### INSTRUCTIONS FOR THE TASK
How many lines of the data include the string "ลกระหม"? State the number and nothing else.

### DATASET RECORDS
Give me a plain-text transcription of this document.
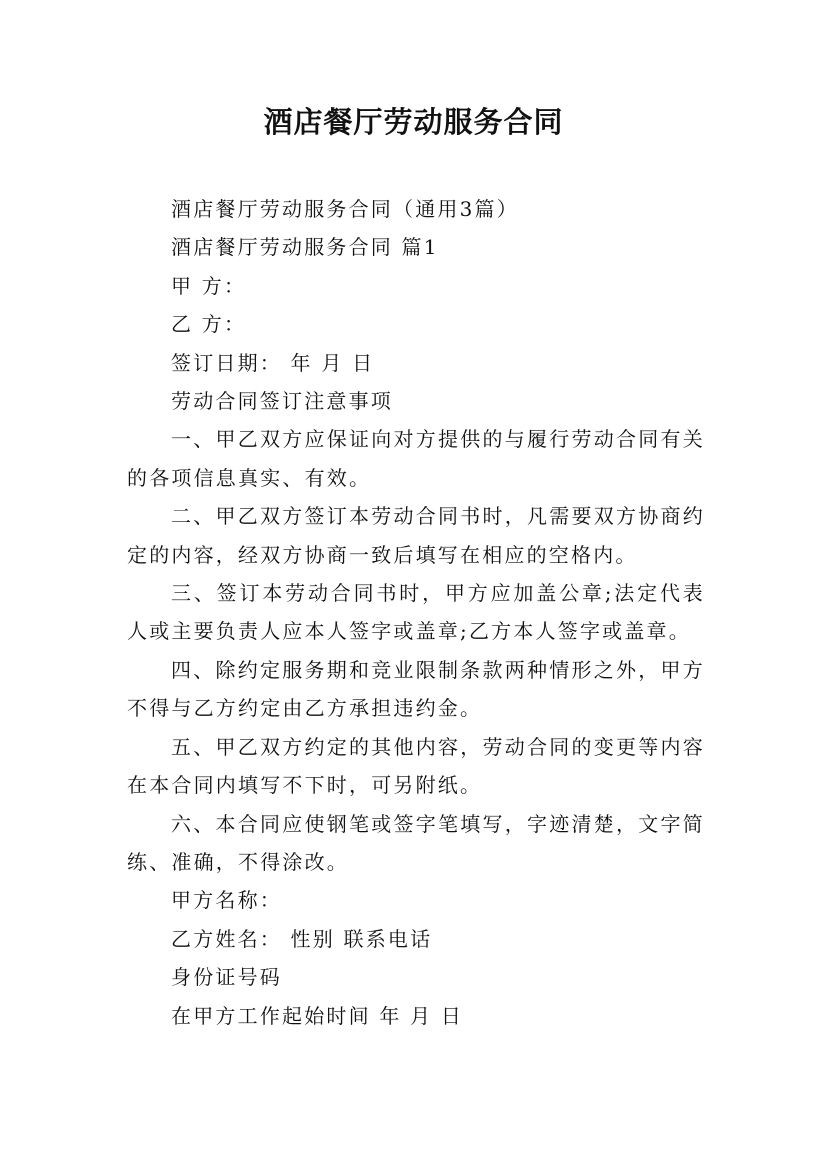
酒店餐厅劳动服务合同

酒店餐厅劳动服务合同（通用3篇）

酒店餐厅劳动服务合同 篇1

甲 方：

乙 方：

签订日期： 年 月 日

劳动合同签订注意事项

一、甲乙双方应保证向对方提供的与履行劳动合同有关的各项信息真实、有效。

二、甲乙双方签订本劳动合同书时，凡需要双方协商约定的内容，经双方协商一致后填写在相应的空格内。

三、签订本劳动合同书时，甲方应加盖公章;法定代表人或主要负责人应本人签字或盖章;乙方本人签字或盖章。

四、除约定服务期和竞业限制条款两种情形之外，甲方不得与乙方约定由乙方承担违约金。

五、甲乙双方约定的其他内容，劳动合同的变更等内容在本合同内填写不下时，可另附纸。

六、本合同应使钢笔或签字笔填写，字迹清楚，文字简练、准确，不得涂改。

甲方名称：

乙方姓名： 性别 联系电话

身份证号码

在甲方工作起始时间 年 月 日
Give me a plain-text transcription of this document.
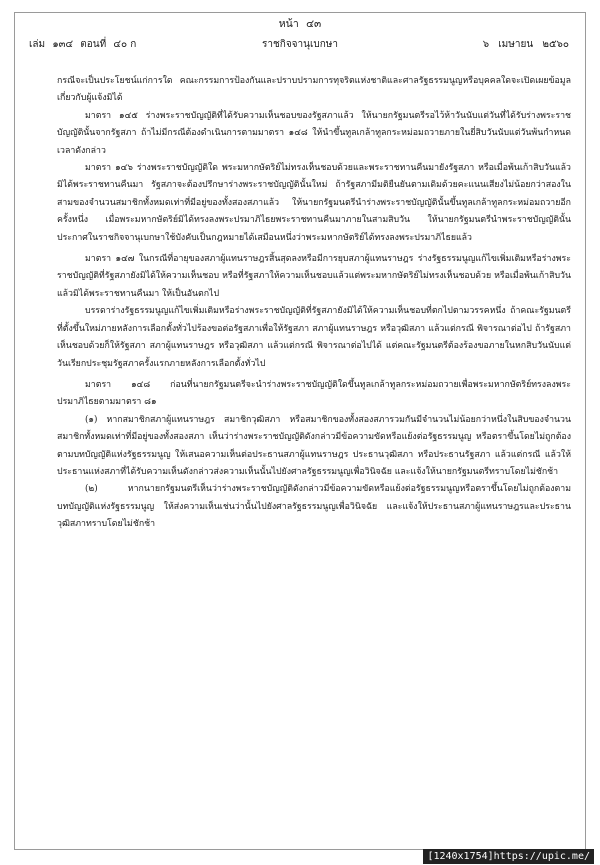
หน้า ๔๓
เล่ม ๑๓๔ ตอนที่ ๔๐ ก	ราชกิจจานุเบกษา	๖ เมษายน ๒๕๖๐

กรณีจะเป็นประโยชน์แก่การใด คณะกรรมการป้องกันและปราบปรามการทุจริตแห่งชาติและศาลรัฐธรรมนูญหรือบุคคลใดจะเปิดเผยข้อมูลเกี่ยวกับผู้แจ้งมิได้

มาตรา ๑๔๕ ร่างพระราชบัญญัติที่ได้รับความเห็นชอบของรัฐสภาแล้ว ให้นายกรัฐมนตรีรอไว้ห้าวันนับแต่วันที่ได้รับร่างพระราชบัญญัตินั้นจากรัฐสภา ถ้าไม่มีกรณีต้องดำเนินการตามมาตรา ๑๔๘ ให้นำขึ้นทูลเกล้าทูลกระหม่อมถวายภายในยี่สิบวันนับแต่วันพ้นกำหนดเวลาดังกล่าว

มาตรา ๑๔๖ ร่างพระราชบัญญัติใด พระมหากษัตริย์ไม่ทรงเห็นชอบด้วยและพระราชทานคืนมายังรัฐสภา หรือเมื่อพ้นเก้าสิบวันแล้วมิได้พระราชทานคืนมา รัฐสภาจะต้องปรึกษาร่างพระราชบัญญัตินั้นใหม่ ถ้ารัฐสภามีมติยืนยันตามเดิมด้วยคะแนนเสียงไม่น้อยกว่าสองในสามของจำนวนสมาชิกทั้งหมดเท่าที่มีอยู่ของทั้งสองสภาแล้ว ให้นายกรัฐมนตรีนำร่างพระราชบัญญัตินั้นขึ้นทูลเกล้าทูลกระหม่อมถวายอีกครั้งหนึ่ง เมื่อพระมหากษัตริย์มิได้ทรงลงพระปรมาภิไธยพระราชทานคืนมาภายในสามสิบวัน ให้นายกรัฐมนตรีนำพระราชบัญญัตินั้นประกาศในราชกิจจานุเบกษาใช้บังคับเป็นกฎหมายได้เสมือนหนึ่งว่าพระมหากษัตริย์ได้ทรงลงพระปรมาภิไธยแล้ว

มาตรา ๑๔๗ ในกรณีที่อายุของสภาผู้แทนราษฎรสิ้นสุดลงหรือมีการยุบสภาผู้แทนราษฎร ร่างรัฐธรรมนูญแก้ไขเพิ่มเติมหรือร่างพระราชบัญญัติที่รัฐสภายังมิได้ให้ความเห็นชอบ หรือที่รัฐสภาให้ความเห็นชอบแล้วแต่พระมหากษัตริย์ไม่ทรงเห็นชอบด้วย หรือเมื่อพ้นเก้าสิบวันแล้วมิได้พระราชทานคืนมา ให้เป็นอันตกไป

บรรดาร่างรัฐธรรมนูญแก้ไขเพิ่มเติมหรือร่างพระราชบัญญัติที่รัฐสภายังมิได้ให้ความเห็นชอบที่ตกไปตามวรรคหนึ่ง ถ้าคณะรัฐมนตรีที่ตั้งขึ้นใหม่ภายหลังการเลือกตั้งทั่วไปร้องขอต่อรัฐสภาเพื่อให้รัฐสภา สภาผู้แทนราษฎร หรือวุฒิสภา แล้วแต่กรณี พิจารณาต่อไป ถ้ารัฐสภาเห็นชอบด้วยก็ให้รัฐสภา สภาผู้แทนราษฎร หรือวุฒิสภา แล้วแต่กรณี พิจารณาต่อไปได้ แต่คณะรัฐมนตรีต้องร้องขอภายในหกสิบวันนับแต่วันเรียกประชุมรัฐสภาครั้งแรกภายหลังการเลือกตั้งทั่วไป

มาตรา ๑๔๘ ก่อนที่นายกรัฐมนตรีจะนำร่างพระราชบัญญัติใดขึ้นทูลเกล้าทูลกระหม่อมถวายเพื่อพระมหากษัตริย์ทรงลงพระปรมาภิไธยตามมาตรา ๘๑

(๑) หากสมาชิกสภาผู้แทนราษฎร สมาชิกวุฒิสภา หรือสมาชิกของทั้งสองสภารวมกันมีจำนวนไม่น้อยกว่าหนึ่งในสิบของจำนวนสมาชิกทั้งหมดเท่าที่มีอยู่ของทั้งสองสภา เห็นว่าร่างพระราชบัญญัติดังกล่าวมีข้อความขัดหรือแย้งต่อรัฐธรรมนูญ หรือตราขึ้นโดยไม่ถูกต้องตามบทบัญญัติแห่งรัฐธรรมนูญ ให้เสนอความเห็นต่อประธานสภาผู้แทนราษฎร ประธานวุฒิสภา หรือประธานรัฐสภา แล้วแต่กรณี แล้วให้ประธานแห่งสภาที่ได้รับความเห็นดังกล่าวส่งความเห็นนั้นไปยังศาลรัฐธรรมนูญเพื่อวินิจฉัย และแจ้งให้นายกรัฐมนตรีทราบโดยไม่ชักช้า

(๒) หากนายกรัฐมนตรีเห็นว่าร่างพระราชบัญญัติดังกล่าวมีข้อความขัดหรือแย้งต่อรัฐธรรมนูญหรือตราขึ้นโดยไม่ถูกต้องตามบทบัญญัติแห่งรัฐธรรมนูญ ให้ส่งความเห็นเช่นว่านั้นไปยังศาลรัฐธรรมนูญเพื่อวินิจฉัย และแจ้งให้ประธานสภาผู้แทนราษฎรและประธานวุฒิสภาทราบโดยไม่ชักช้า

[1240x1754]https://upic.me/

### SOLUTION FOR THIS EXERCISE
3